__Goal__.
Locate the string "если" in the listing below. Copy every line where it is found.

__Data__.
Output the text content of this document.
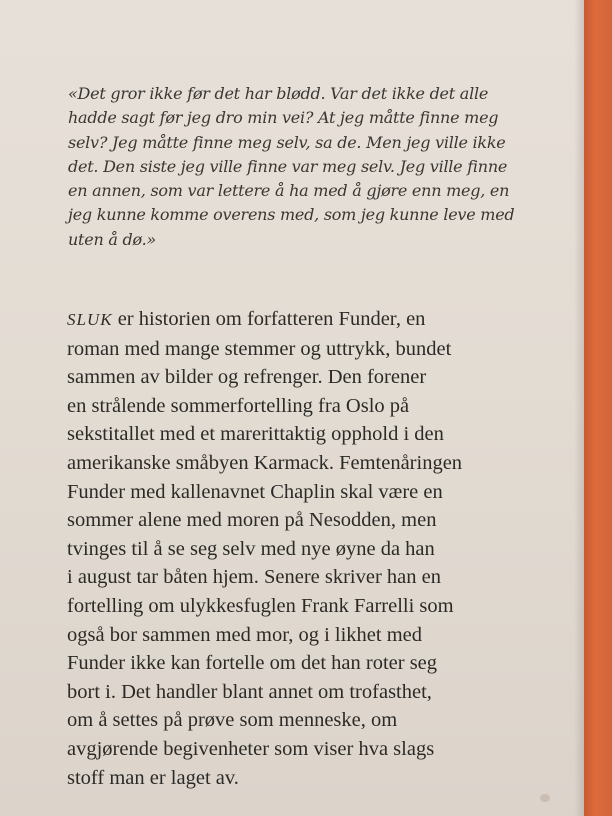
«Det gror ikke før det har blødd. Var det ikke det alle
hadde sagt før jeg dro min vei? At jeg måtte finne meg
selv? Jeg måtte finne meg selv, sa de. Men jeg ville ikke
det. Den siste jeg ville finne var meg selv. Jeg ville finne
en annen, som var lettere å ha med å gjøre enn meg, en
jeg kunne komme overens med, som jeg kunne leve med
uten å dø.»
SLUK er historien om forfatteren Funder, en
roman med mange stemmer og uttrykk, bundet
sammen av bilder og refrenger. Den forener
en strålende sommerfortelling fra Oslo på
sekstitallet med et marerittaktig opphold i den
amerikanske småbyen Karmack. Femtenåringen
Funder med kallenavnet Chaplin skal være en
sommer alene med moren på Nesodden, men
tvinges til å se seg selv med nye øyne da han
i august tar båten hjem. Senere skriver han en
fortelling om ulykkesfuglen Frank Farrelli som
også bor sammen med mor, og i likhet med
Funder ikke kan fortelle om det han roter seg
bort i. Det handler blant annet om trofasthet,
om å settes på prøve som menneske, om
avgjørende begivenheter som viser hva slags
stoff man er laget av.
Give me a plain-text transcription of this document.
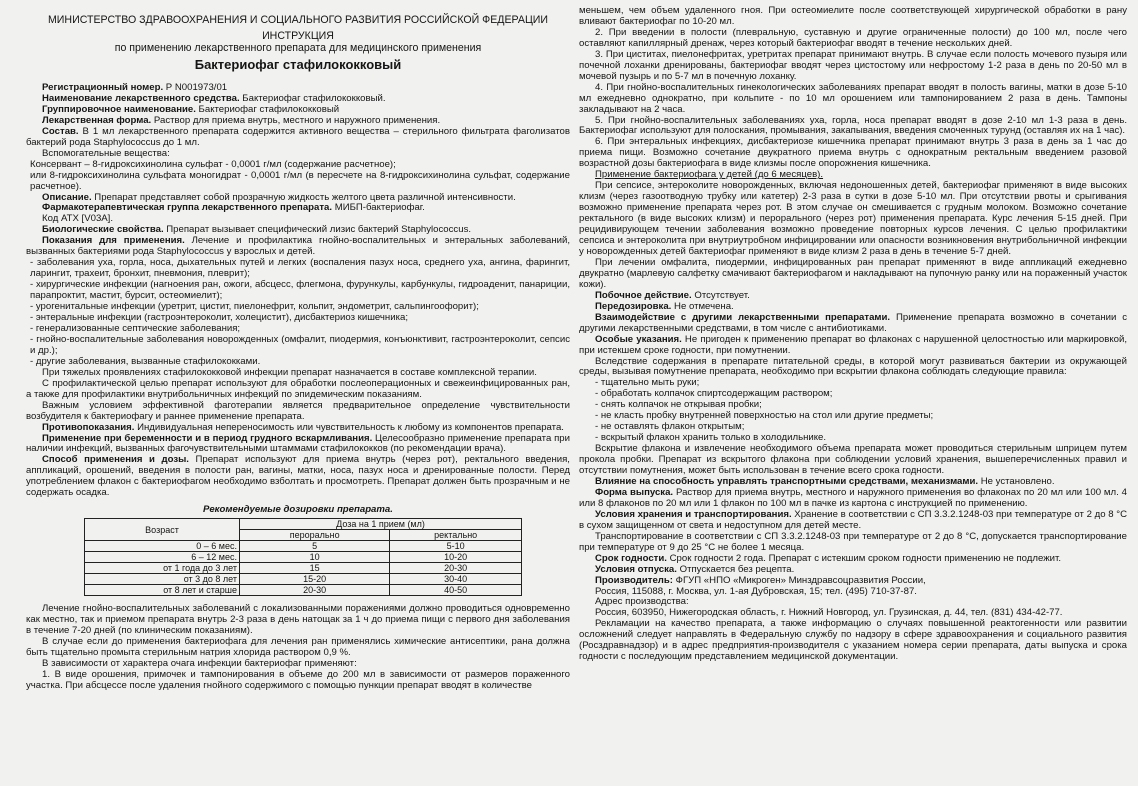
МИНИСТЕРСТВО ЗДРАВООХРАНЕНИЯ И СОЦИАЛЬНОГО РАЗВИТИЯ РОССИЙСКОЙ ФЕДЕРАЦИИ
ИНСТРУКЦИЯ
по применению лекарственного препарата для медицинского применения
Бактериофаг стафилококковый

Регистрационный номер. Р N001973/01

Наименование лекарственного средства. Бактериофаг стафилококковый.

Группировочное наименование. Бактериофаг стафилококковый

Лекарственная форма. Раствор для приема внутрь, местного и наружного применения.

Состав. В 1 мл лекарственного препарата содержится активного вещества – стерильного фильтрата фаголизатов бактерий рода Staphylococcus до 1 мл.

Вспомогательные вещества:

Консервант – 8-гидроксихинолина сульфат - 0,0001 г/мл (содержание расчетное);

или 8-гидроксихинолина сульфата моногидрат - 0,0001 г/мл (в пересчете на 8-гидроксихинолина сульфат, содержание расчетное).

Описание. Препарат представляет собой прозрачную жидкость желтого цвета различной интенсивности.

Фармакотерапевтическая группа лекарственного препарата. МИБП-бактериофаг.

Код АТХ [V03A].

Биологические свойства. Препарат вызывает специфический лизис бактерий Staphylococcus.

Показания для применения. Лечение и профилактика гнойно-воспалительных и энтеральных заболеваний, вызванных бактериями рода Staphylococcus у взрослых и детей.

- заболевания уха, горла, носа, дыхательных путей и легких (воспаления пазух носа, среднего уха, ангина, фарингит, ларингит, трахеит, бронхит, пневмония, плеврит);

- хирургические инфекции (нагноения ран, ожоги, абсцесс, флегмона, фурункулы, карбункулы, гидроаденит, панариции, парапроктит, мастит, бурсит, остеомиелит);

- урогенитальные инфекции (уретрит, цистит, пиелонефрит, кольпит, эндометрит, сальпингоофорит);

- энтеральные инфекции (гастроэнтероколит, холецистит), дисбактериоз кишечника;

- генерализованные септические заболевания;

- гнойно-воспалительные заболевания новорожденных (омфалит, пиодермия, конъюнктивит, гастроэнтероколит, сепсис и др.);

- другие заболевания, вызванные стафилококками.

При тяжелых проявлениях стафилококковой инфекции препарат назначается в составе комплексной терапии.

С профилактической целью препарат используют для обработки послеоперационных и свежеинфицированных ран, а также для профилактики внутрибольничных инфекций по эпидемическим показаниям.

Важным условием эффективной фаготерапии является предварительное определение чувствительности возбудителя к бактериофагу и раннее применение препарата.

Противопоказания. Индивидуальная непереносимость или чувствительность к любому из компонентов препарата.

Применение при беременности и в период грудного вскармливания. Целесообразно применение препарата при наличии инфекций, вызванных фагочувствительными штаммами стафилококков (по рекомендации врача).

Способ применения и дозы. Препарат используют для приема внутрь (через рот), ректального введения, аппликаций, орошений, введения в полости ран, вагины, матки, носа, пазух носа и дренированные полости. Перед употреблением флакон с бактериофагом необходимо взболтать и просмотреть. Препарат должен быть прозрачным и не содержать осадка.

Рекомендуемые дозировки препарата.
Возраст	Доза на 1 прием (мл)	
	перорально	ректально
0 – 6 мес.	5	5-10
6 – 12 мес.	10	10-20
от 1 года до 3 лет	15	20-30
от 3 до 8 лет	15-20	30-40
от 8 лет и старше	20-30	40-50

Лечение гнойно-воспалительных заболеваний с локализованными поражениями должно проводиться одновременно как местно, так и приемом препарата внутрь 2-3 раза в день натощак за 1 ч до приема пищи с первого дня заболевания в течение 7-20 дней (по клиническим показаниям).

В случае если до применения бактериофага для лечения ран применялись химические антисептики, рана должна быть тщательно промыта стерильным натрия хлорида раствором 0,9 %.

В зависимости от характера очага инфекции бактериофаг применяют:

1. В виде орошения, примочек и тампонирования в объеме до 200 мл в зависимости от размеров пораженного участка. При абсцессе после удаления гнойного содержимого с помощью пункции препарат вводят в количестве

меньшем, чем объем удаленного гноя. При остеомиелите после соответствующей хирургической обработки в рану вливают бактериофаг по 10-20 мл.

2. При введении в полости (плевральную, суставную и другие ограниченные полости) до 100 мл, после чего оставляют капиллярный дренаж, через который бактериофаг вводят в течение нескольких дней.

3. При циститах, пиелонефритах, уретритах препарат принимают внутрь. В случае если полость мочевого пузыря или почечной лоханки дренированы, бактериофаг вводят через цистостому или нефростому 1-2 раза в день по 20-50 мл в мочевой пузырь и по 5-7 мл в почечную лоханку.

4. При гнойно-воспалительных гинекологических заболеваниях препарат вводят в полость вагины, матки в дозе 5-10 мл ежедневно однократно, при кольпите - по 10 мл орошением или тампонированием 2 раза в день. Тампоны закладывают на 2 часа.

5. При гнойно-воспалительных заболеваниях уха, горла, носа препарат вводят в дозе 2-10 мл 1-3 раза в день. Бактериофаг используют для полоскания, промывания, закапывания, введения смоченных турунд (оставляя их на 1 час).

6. При энтеральных инфекциях, дисбактериозе кишечника препарат принимают внутрь 3 раза в день за 1 час до приема пищи. Возможно сочетание двукратного приема внутрь с однократным ректальным введением разовой возрастной дозы бактериофага в виде клизмы после опорожнения кишечника.

Применение бактериофага у детей (до 6 месяцев).

При сепсисе, энтероколите новорожденных, включая недоношенных детей, бактериофаг применяют в виде высоких клизм (через газоотводную трубку или катетер) 2-3 раза в сутки в дозе 5-10 мл. При отсутствии рвоты и срыгивания возможно применение препарата через рот. В этом случае он смешивается с грудным молоком. Возможно сочетание ректального (в виде высоких клизм) и перорального (через рот) применения препарата. Курс лечения 5-15 дней. При рецидивирующем течении заболевания возможно проведение повторных курсов лечения. С целью профилактики сепсиса и энтероколита при внутриутробном инфицировании или опасности возникновения внутрибольничной инфекции у новорожденных детей бактериофаг применяют в виде клизм 2 раза в день в течение 5-7 дней.

При лечении омфалита, пиодермии, инфицированных ран препарат применяют в виде аппликаций ежедневно двукратно (марлевую салфетку смачивают бактериофагом и накладывают на пупочную ранку или на пораженный участок кожи).

Побочное действие. Отсутствует.

Передозировка. Не отмечена.

Взаимодействие с другими лекарственными препаратами. Применение препарата возможно в сочетании с другими лекарственными средствами, в том числе с антибиотиками.

Особые указания. Не пригоден к применению препарат во флаконах с нарушенной целостностью или маркировкой, при истекшем сроке годности, при помутнении.

Вследствие содержания в препарате питательной среды, в которой могут развиваться бактерии из окружающей среды, вызывая помутнение препарата, необходимо при вскрытии флакона соблюдать следующие правила:

- тщательно мыть руки;

- обработать колпачок спиртсодержащим раствором;

- снять колпачок не открывая пробки;

- не класть пробку внутренней поверхностью на стол или другие предметы;

- не оставлять флакон открытым;

- вскрытый флакон хранить только в холодильнике.

Вскрытие флакона и извлечение необходимого объема препарата может проводиться стерильным шприцем путем прокола пробки. Препарат из вскрытого флакона при соблюдении условий хранения, вышеперечисленных правил и отсутствии помутнения, может быть использован в течение всего срока годности.

Влияние на способность управлять транспортными средствами, механизмами. Не установлено.

Форма выпуска. Раствор для приема внутрь, местного и наружного применения во флаконах по 20 мл или 100 мл. 4 или 8 флаконов по 20 мл или 1 флакон по 100 мл в пачке из картона с инструкцией по применению.

Условия хранения и транспортирования. Хранение в соответствии с СП 3.3.2.1248-03 при температуре от 2 до 8 °С в сухом защищенном от света и недоступном для детей месте.

Транспортирование в соответствии с СП 3.3.2.1248-03 при температуре от 2 до 8 °С, допускается транспортирование при температуре от 9 до 25 °С не более 1 месяца.

Срок годности. Срок годности 2 года. Препарат с истекшим сроком годности применению не подлежит.

Условия отпуска. Отпускается без рецепта.

Производитель: ФГУП «НПО «Микроген» Минздравсоцразвития России,

Россия, 115088, г. Москва, ул. 1-ая Дубровская, 15; тел. (495) 710-37-87.

Адрес производства:

Россия, 603950, Нижегородская область, г. Нижний Новгород, ул. Грузинская, д. 44, тел. (831) 434-42-77.

Рекламации на качество препарата, а также информацию о случаях повышенной реактогенности или развитии осложнений следует направлять в Федеральную службу по надзору в сфере здравоохранения и социального развития (Росздравнадзор) и в адрес предприятия-производителя с указанием номера серии препарата, даты выпуска и срока годности с последующим представлением медицинской документации.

__Solution__.
В случае если до применения бактериофага для лечения ран применялись химические антисептики, рана должна быть тщательно промыта стерильным натрия хлорида раствором 0,9 %.
3. При циститах, пиелонефритах, уретритах препарат принимают внутрь. В случае если полость мочевого пузыря или почечной лоханки дренированы, бактериофаг вводят через цистостому или нефростому 1-2 раза в день по 20-50 мл в мочевой пузырь и по 5-7 мл в почечную лоханку.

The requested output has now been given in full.